* BEGIN Material *

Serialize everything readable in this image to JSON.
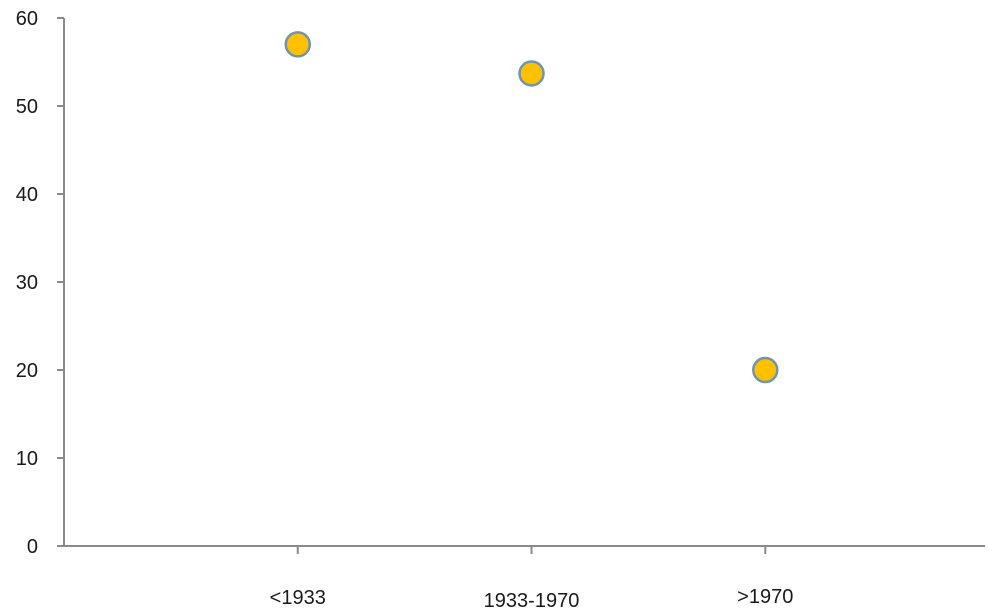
{
  "chart_data": {
    "type": "scatter",
    "title": "",
    "xlabel": "",
    "ylabel": "",
    "categories": [
      "<1933",
      "1933-1970",
      ">1970"
    ],
    "values": [
      57,
      53.7,
      20
    ],
    "ylim": [
      0,
      60
    ],
    "yticks": [
      0,
      10,
      20,
      30,
      40,
      50,
      60
    ],
    "grid": false,
    "legend": "none",
    "colors": {
      "marker_fill": "#FFC000",
      "marker_edge": "#6F95AE",
      "axis": "#8A8A8A",
      "text": "#1A1A1A"
    }
  }
}
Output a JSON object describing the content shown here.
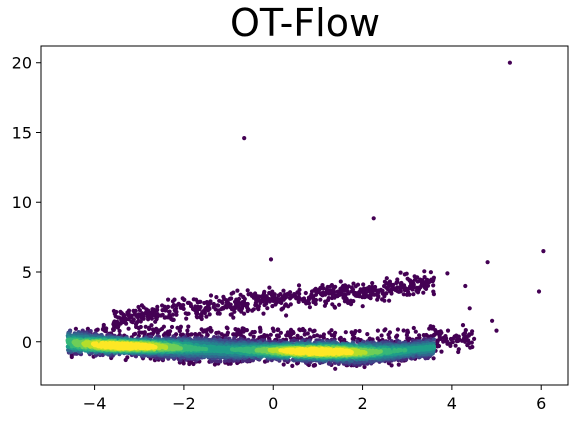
{
  "chart_data": {
    "type": "scatter",
    "title": "OT-Flow",
    "xlabel": "",
    "ylabel": "",
    "xlim": [
      -5.2,
      6.6
    ],
    "ylim": [
      -3.1,
      21.2
    ],
    "x_ticks": [
      -4,
      -2,
      0,
      2,
      4,
      6
    ],
    "x_tick_labels": [
      "−4",
      "−2",
      "0",
      "2",
      "4",
      "6"
    ],
    "y_ticks": [
      0,
      5,
      10,
      15,
      20
    ],
    "y_tick_labels": [
      "0",
      "5",
      "10",
      "15",
      "20"
    ],
    "grid": false,
    "legend": "none",
    "colormap": "viridis",
    "density_colors": [
      "#440154",
      "#482878",
      "#3e4989",
      "#31688e",
      "#26828e",
      "#1f9e89",
      "#35b779",
      "#6ece58",
      "#b5de2b",
      "#fde725"
    ],
    "main_band": {
      "description_points": [
        [
          -4.6,
          0.1
        ],
        [
          -3.4,
          -0.3
        ],
        [
          -2.0,
          -0.5
        ],
        [
          0.0,
          -0.6
        ],
        [
          1.0,
          -0.7
        ],
        [
          2.0,
          -0.8
        ],
        [
          3.0,
          -0.6
        ],
        [
          3.6,
          -0.4
        ]
      ],
      "densest_regions": [
        [
          -3.4,
          -0.3
        ],
        [
          1.0,
          -0.7
        ]
      ]
    },
    "upper_band": {
      "description_points": [
        [
          -3.6,
          1.5
        ],
        [
          -2.0,
          2.4
        ],
        [
          0.0,
          3.0
        ],
        [
          2.0,
          3.5
        ],
        [
          3.6,
          4.3
        ]
      ]
    },
    "outliers": [
      [
        5.3,
        20.0
      ],
      [
        -0.65,
        14.6
      ],
      [
        2.25,
        8.85
      ],
      [
        6.05,
        6.5
      ],
      [
        -0.05,
        5.9
      ],
      [
        4.8,
        5.7
      ],
      [
        5.95,
        3.6
      ],
      [
        4.4,
        2.4
      ],
      [
        4.9,
        1.5
      ],
      [
        5.0,
        0.8
      ],
      [
        4.3,
        4.0
      ],
      [
        3.9,
        4.9
      ]
    ]
  }
}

* END Material *

Exercise
Leave out the pictures and print every line of the data exactly.

Written response
Serialize everything readable in this image to JSON.
{
  "chart_data": {
    "type": "scatter",
    "title": "",
    "xlabel": "",
    "ylabel": "",
    "categories": [
      "<1933",
      "1933-1970",
      ">1970"
    ],
    "values": [
      57,
      53.7,
      20
    ],
    "ylim": [
      0,
      60
    ],
    "yticks": [
      0,
      10,
      20,
      30,
      40,
      50,
      60
    ],
    "grid": false,
    "legend": "none",
    "colors": {
      "marker_fill": "#FFC000",
      "marker_edge": "#6F95AE",
      "axis": "#8A8A8A",
      "text": "#1A1A1A"
    }
  }
}
Output a JSON object describing the content shown here.
{
  "chart_data": {
    "type": "scatter",
    "title": "OT-Flow",
    "xlabel": "",
    "ylabel": "",
    "xlim": [
      -5.2,
      6.6
    ],
    "ylim": [
      -3.1,
      21.2
    ],
    "x_ticks": [
      -4,
      -2,
      0,
      2,
      4,
      6
    ],
    "x_tick_labels": [
      "−4",
      "−2",
      "0",
      "2",
      "4",
      "6"
    ],
    "y_ticks": [
      0,
      5,
      10,
      15,
      20
    ],
    "y_tick_labels": [
      "0",
      "5",
      "10",
      "15",
      "20"
    ],
    "grid": false,
    "legend": "none",
    "colormap": "viridis",
    "density_colors": [
      "#440154",
      "#482878",
      "#3e4989",
      "#31688e",
      "#26828e",
      "#1f9e89",
      "#35b779",
      "#6ece58",
      "#b5de2b",
      "#fde725"
    ],
    "main_band": {
      "description_points": [
        [
          -4.6,
          0.1
        ],
        [
          -3.4,
          -0.3
        ],
        [
          -2.0,
          -0.5
        ],
        [
          0.0,
          -0.6
        ],
        [
          1.0,
          -0.7
        ],
        [
          2.0,
          -0.8
        ],
        [
          3.0,
          -0.6
        ],
        [
          3.6,
          -0.4
        ]
      ],
      "densest_regions": [
        [
          -3.4,
          -0.3
        ],
        [
          1.0,
          -0.7
        ]
      ]
    },
    "upper_band": {
      "description_points": [
        [
          -3.6,
          1.5
        ],
        [
          -2.0,
          2.4
        ],
        [
          0.0,
          3.0
        ],
        [
          2.0,
          3.5
        ],
        [
          3.6,
          4.3
        ]
      ]
    },
    "outliers": [
      [
        5.3,
        20.0
      ],
      [
        -0.65,
        14.6
      ],
      [
        2.25,
        8.85
      ],
      [
        6.05,
        6.5
      ],
      [
        -0.05,
        5.9
      ],
      [
        4.8,
        5.7
      ],
      [
        5.95,
        3.6
      ],
      [
        4.4,
        2.4
      ],
      [
        4.9,
        1.5
      ],
      [
        5.0,
        0.8
      ],
      [
        4.3,
        4.0
      ],
      [
        3.9,
        4.9
      ]
    ]
  }
}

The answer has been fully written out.